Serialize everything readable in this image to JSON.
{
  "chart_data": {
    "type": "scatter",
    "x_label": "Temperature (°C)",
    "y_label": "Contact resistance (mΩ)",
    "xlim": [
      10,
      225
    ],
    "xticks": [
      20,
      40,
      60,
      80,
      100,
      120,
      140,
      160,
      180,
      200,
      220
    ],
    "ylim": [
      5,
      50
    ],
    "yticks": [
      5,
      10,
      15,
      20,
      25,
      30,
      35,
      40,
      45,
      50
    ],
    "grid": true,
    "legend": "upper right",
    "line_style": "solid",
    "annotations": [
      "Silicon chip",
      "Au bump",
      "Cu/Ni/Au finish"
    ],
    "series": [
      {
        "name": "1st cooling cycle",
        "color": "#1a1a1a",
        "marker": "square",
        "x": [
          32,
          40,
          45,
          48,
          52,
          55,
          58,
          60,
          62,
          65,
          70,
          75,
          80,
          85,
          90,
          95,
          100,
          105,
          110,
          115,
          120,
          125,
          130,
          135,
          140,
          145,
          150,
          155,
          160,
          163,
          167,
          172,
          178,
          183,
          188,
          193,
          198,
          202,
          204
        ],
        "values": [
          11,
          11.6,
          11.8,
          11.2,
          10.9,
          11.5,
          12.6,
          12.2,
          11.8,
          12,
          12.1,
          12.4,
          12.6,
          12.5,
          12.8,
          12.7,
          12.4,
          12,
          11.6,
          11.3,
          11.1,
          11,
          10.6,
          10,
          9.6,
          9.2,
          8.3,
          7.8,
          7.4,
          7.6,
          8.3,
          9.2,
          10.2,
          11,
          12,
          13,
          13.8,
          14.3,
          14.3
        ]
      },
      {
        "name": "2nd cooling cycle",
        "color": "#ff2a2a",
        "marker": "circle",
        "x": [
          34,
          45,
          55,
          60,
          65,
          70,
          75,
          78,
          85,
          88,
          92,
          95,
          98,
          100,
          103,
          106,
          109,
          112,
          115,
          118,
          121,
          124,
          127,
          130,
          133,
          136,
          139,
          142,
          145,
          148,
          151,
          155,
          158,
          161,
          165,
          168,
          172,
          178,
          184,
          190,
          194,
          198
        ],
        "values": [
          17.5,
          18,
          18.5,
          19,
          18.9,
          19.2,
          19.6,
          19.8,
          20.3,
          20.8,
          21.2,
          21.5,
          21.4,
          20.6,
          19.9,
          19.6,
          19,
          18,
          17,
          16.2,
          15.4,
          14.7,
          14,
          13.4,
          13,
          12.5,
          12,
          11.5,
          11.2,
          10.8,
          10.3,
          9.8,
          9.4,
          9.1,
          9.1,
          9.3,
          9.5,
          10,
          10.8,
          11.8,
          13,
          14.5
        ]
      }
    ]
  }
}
::::::
Reproduce every record, matching each line exactly.

Serialize everything readable in this image to JSON.
{
  "chart_data": {
    "type": "scatter",
    "x_label": "Temperature (°C)",
    "y_label": "Contact resistance (mΩ)",
    "xlim": [
      10,
      225
    ],
    "xticks": [
      20,
      40,
      60,
      80,
      100,
      120,
      140,
      160,
      180,
      200,
      220
    ],
    "ylim": [
      5,
      50
    ],
    "yticks": [
      5,
      10,
      15,
      20,
      25,
      30,
      35,
      40,
      45,
      50
    ],
    "grid": true,
    "legend": "upper right",
    "line_style": "solid",
    "annotations": [
      "Silicon chip",
      "Au bump",
      "Cu/Ni/Au finish"
    ],
    "series": [
      {
        "name": "1st cooling cycle",
        "color": "#1a1a1a",
        "marker": "square",
        "x": [
          32,
          40,
          45,
          48,
          52,
          55,
          58,
          60,
          62,
          65,
          70,
          75,
          80,
          85,
          90,
          95,
          100,
          105,
          110,
          115,
          120,
          125,
          130,
          135,
          140,
          145,
          150,
          155,
          160,
          163,
          167,
          172,
          178,
          183,
          188,
          193,
          198,
          202,
          204
        ],
        "values": [
          11,
          11.6,
          11.8,
          11.2,
          10.9,
          11.5,
          12.6,
          12.2,
          11.8,
          12,
          12.1,
          12.4,
          12.6,
          12.5,
          12.8,
          12.7,
          12.4,
          12,
          11.6,
          11.3,
          11.1,
          11,
          10.6,
          10,
          9.6,
          9.2,
          8.3,
          7.8,
          7.4,
          7.6,
          8.3,
          9.2,
          10.2,
          11,
          12,
          13,
          13.8,
          14.3,
          14.3
        ]
      },
      {
        "name": "2nd cooling cycle",
        "color": "#ff2a2a",
        "marker": "circle",
        "x": [
          34,
          45,
          55,
          60,
          65,
          70,
          75,
          78,
          85,
          88,
          92,
          95,
          98,
          100,
          103,
          106,
          109,
          112,
          115,
          118,
          121,
          124,
          127,
          130,
          133,
          136,
          139,
          142,
          145,
          148,
          151,
          155,
          158,
          161,
          165,
          168,
          172,
          178,
          184,
          190,
          194,
          198
        ],
        "values": [
          17.5,
          18,
          18.5,
          19,
          18.9,
          19.2,
          19.6,
          19.8,
          20.3,
          20.8,
          21.2,
          21.5,
          21.4,
          20.6,
          19.9,
          19.6,
          19,
          18,
          17,
          16.2,
          15.4,
          14.7,
          14,
          13.4,
          13,
          12.5,
          12,
          11.5,
          11.2,
          10.8,
          10.3,
          9.8,
          9.4,
          9.1,
          9.1,
          9.3,
          9.5,
          10,
          10.8,
          11.8,
          13,
          14.5
        ]
      }
    ]
  }
}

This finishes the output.